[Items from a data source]
============================================================

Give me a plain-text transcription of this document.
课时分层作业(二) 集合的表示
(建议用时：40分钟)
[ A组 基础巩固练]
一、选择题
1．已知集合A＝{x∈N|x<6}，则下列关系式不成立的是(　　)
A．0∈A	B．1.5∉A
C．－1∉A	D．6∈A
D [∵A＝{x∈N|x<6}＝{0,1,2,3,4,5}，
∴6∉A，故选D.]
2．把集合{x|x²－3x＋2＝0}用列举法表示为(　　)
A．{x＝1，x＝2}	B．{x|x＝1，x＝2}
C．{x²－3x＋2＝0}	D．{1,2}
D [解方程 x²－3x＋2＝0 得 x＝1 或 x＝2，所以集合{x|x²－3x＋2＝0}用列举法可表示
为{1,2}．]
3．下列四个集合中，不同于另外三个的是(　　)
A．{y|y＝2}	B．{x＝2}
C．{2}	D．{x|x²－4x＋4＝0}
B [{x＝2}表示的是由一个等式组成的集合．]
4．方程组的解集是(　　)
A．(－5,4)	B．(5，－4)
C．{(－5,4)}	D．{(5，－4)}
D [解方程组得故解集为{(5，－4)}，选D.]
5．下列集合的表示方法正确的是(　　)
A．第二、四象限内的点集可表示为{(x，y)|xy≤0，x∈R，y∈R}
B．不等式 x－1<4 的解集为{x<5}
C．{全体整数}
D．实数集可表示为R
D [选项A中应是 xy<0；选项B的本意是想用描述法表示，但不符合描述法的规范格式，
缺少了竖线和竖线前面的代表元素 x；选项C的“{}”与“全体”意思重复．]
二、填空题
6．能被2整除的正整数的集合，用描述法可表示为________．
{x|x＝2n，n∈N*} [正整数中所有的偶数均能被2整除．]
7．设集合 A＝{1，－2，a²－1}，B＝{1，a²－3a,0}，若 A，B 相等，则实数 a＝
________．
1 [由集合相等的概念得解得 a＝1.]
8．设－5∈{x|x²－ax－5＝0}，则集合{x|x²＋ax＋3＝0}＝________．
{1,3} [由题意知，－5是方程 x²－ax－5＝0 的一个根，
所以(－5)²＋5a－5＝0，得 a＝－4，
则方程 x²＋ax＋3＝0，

============================================================

▶ _What to produce_
Print out every record again, exactly and in full.

▶ _Final result_
Give me a plain-text transcription of this document.
课时分层作业(二) 集合的表示
(建议用时：40分钟)
[ A组 基础巩固练]
一、选择题
1．已知集合A＝{x∈N|x<6}，则下列关系式不成立的是(　　)
A．0∈A	B．1.5∉A
C．－1∉A	D．6∈A
D [∵A＝{x∈N|x<6}＝{0,1,2,3,4,5}，
∴6∉A，故选D.]
2．把集合{x|x²－3x＋2＝0}用列举法表示为(　　)
A．{x＝1，x＝2}	B．{x|x＝1，x＝2}
C．{x²－3x＋2＝0}	D．{1,2}
D [解方程 x²－3x＋2＝0 得 x＝1 或 x＝2，所以集合{x|x²－3x＋2＝0}用列举法可表示
为{1,2}．]
3．下列四个集合中，不同于另外三个的是(　　)
A．{y|y＝2}	B．{x＝2}
C．{2}	D．{x|x²－4x＋4＝0}
B [{x＝2}表示的是由一个等式组成的集合．]
4．方程组的解集是(　　)
A．(－5,4)	B．(5，－4)
C．{(－5,4)}	D．{(5，－4)}
D [解方程组得故解集为{(5，－4)}，选D.]
5．下列集合的表示方法正确的是(　　)
A．第二、四象限内的点集可表示为{(x，y)|xy≤0，x∈R，y∈R}
B．不等式 x－1<4 的解集为{x<5}
C．{全体整数}
D．实数集可表示为R
D [选项A中应是 xy<0；选项B的本意是想用描述法表示，但不符合描述法的规范格式，
缺少了竖线和竖线前面的代表元素 x；选项C的“{}”与“全体”意思重复．]
二、填空题
6．能被2整除的正整数的集合，用描述法可表示为________．
{x|x＝2n，n∈N*} [正整数中所有的偶数均能被2整除．]
7．设集合 A＝{1，－2，a²－1}，B＝{1，a²－3a,0}，若 A，B 相等，则实数 a＝
________．
1 [由集合相等的概念得解得 a＝1.]
8．设－5∈{x|x²－ax－5＝0}，则集合{x|x²＋ax＋3＝0}＝________．
{1,3} [由题意知，－5是方程 x²－ax－5＝0 的一个根，
所以(－5)²＋5a－5＝0，得 a＝－4，
则方程 x²＋ax＋3＝0，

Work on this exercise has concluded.